PROBLEM REQUIREMENTS ::
Repeat the material exactly, leaving nothing out.

RECORDS FOR THIS TASK ::
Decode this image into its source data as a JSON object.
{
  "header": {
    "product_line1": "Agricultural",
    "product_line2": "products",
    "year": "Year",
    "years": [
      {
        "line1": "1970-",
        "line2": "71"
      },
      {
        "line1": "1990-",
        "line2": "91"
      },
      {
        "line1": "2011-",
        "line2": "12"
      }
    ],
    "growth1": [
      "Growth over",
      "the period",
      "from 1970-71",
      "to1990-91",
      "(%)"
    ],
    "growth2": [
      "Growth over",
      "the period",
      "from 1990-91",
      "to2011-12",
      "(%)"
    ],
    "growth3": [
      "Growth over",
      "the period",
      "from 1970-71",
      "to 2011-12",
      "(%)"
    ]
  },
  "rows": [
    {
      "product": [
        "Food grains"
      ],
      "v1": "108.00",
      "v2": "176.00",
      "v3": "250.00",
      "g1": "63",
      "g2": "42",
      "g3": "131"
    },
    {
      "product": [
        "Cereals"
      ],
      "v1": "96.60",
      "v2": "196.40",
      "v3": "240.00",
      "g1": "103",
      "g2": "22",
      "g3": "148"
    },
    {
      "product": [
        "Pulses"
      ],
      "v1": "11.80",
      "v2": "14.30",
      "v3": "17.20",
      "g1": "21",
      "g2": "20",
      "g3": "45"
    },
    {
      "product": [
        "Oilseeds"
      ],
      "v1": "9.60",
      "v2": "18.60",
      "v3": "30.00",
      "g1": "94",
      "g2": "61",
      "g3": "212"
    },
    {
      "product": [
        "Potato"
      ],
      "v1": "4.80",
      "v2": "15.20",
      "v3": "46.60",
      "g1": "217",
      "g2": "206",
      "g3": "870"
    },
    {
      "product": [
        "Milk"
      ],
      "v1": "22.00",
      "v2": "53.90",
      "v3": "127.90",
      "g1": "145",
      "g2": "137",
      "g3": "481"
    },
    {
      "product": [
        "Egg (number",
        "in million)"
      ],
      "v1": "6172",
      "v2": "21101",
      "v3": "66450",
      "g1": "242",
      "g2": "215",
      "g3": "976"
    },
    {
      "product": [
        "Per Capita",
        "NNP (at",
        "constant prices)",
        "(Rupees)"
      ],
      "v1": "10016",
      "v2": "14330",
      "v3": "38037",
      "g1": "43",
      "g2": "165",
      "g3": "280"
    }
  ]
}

OUTPUT ::
Decode this image into its source data as a JSON object.
{
  "header": {
    "product_line1": "Agricultural",
    "product_line2": "products",
    "year": "Year",
    "years": [
      {
        "line1": "1970-",
        "line2": "71"
      },
      {
        "line1": "1990-",
        "line2": "91"
      },
      {
        "line1": "2011-",
        "line2": "12"
      }
    ],
    "growth1": [
      "Growth over",
      "the period",
      "from 1970-71",
      "to1990-91",
      "(%)"
    ],
    "growth2": [
      "Growth over",
      "the period",
      "from 1990-91",
      "to2011-12",
      "(%)"
    ],
    "growth3": [
      "Growth over",
      "the period",
      "from 1970-71",
      "to 2011-12",
      "(%)"
    ]
  },
  "rows": [
    {
      "product": [
        "Food grains"
      ],
      "v1": "108.00",
      "v2": "176.00",
      "v3": "250.00",
      "g1": "63",
      "g2": "42",
      "g3": "131"
    },
    {
      "product": [
        "Cereals"
      ],
      "v1": "96.60",
      "v2": "196.40",
      "v3": "240.00",
      "g1": "103",
      "g2": "22",
      "g3": "148"
    },
    {
      "product": [
        "Pulses"
      ],
      "v1": "11.80",
      "v2": "14.30",
      "v3": "17.20",
      "g1": "21",
      "g2": "20",
      "g3": "45"
    },
    {
      "product": [
        "Oilseeds"
      ],
      "v1": "9.60",
      "v2": "18.60",
      "v3": "30.00",
      "g1": "94",
      "g2": "61",
      "g3": "212"
    },
    {
      "product": [
        "Potato"
      ],
      "v1": "4.80",
      "v2": "15.20",
      "v3": "46.60",
      "g1": "217",
      "g2": "206",
      "g3": "870"
    },
    {
      "product": [
        "Milk"
      ],
      "v1": "22.00",
      "v2": "53.90",
      "v3": "127.90",
      "g1": "145",
      "g2": "137",
      "g3": "481"
    },
    {
      "product": [
        "Egg (number",
        "in million)"
      ],
      "v1": "6172",
      "v2": "21101",
      "v3": "66450",
      "g1": "242",
      "g2": "215",
      "g3": "976"
    },
    {
      "product": [
        "Per Capita",
        "NNP (at",
        "constant prices)",
        "(Rupees)"
      ],
      "v1": "10016",
      "v2": "14330",
      "v3": "38037",
      "g1": "43",
      "g2": "165",
      "g3": "280"
    }
  ]
}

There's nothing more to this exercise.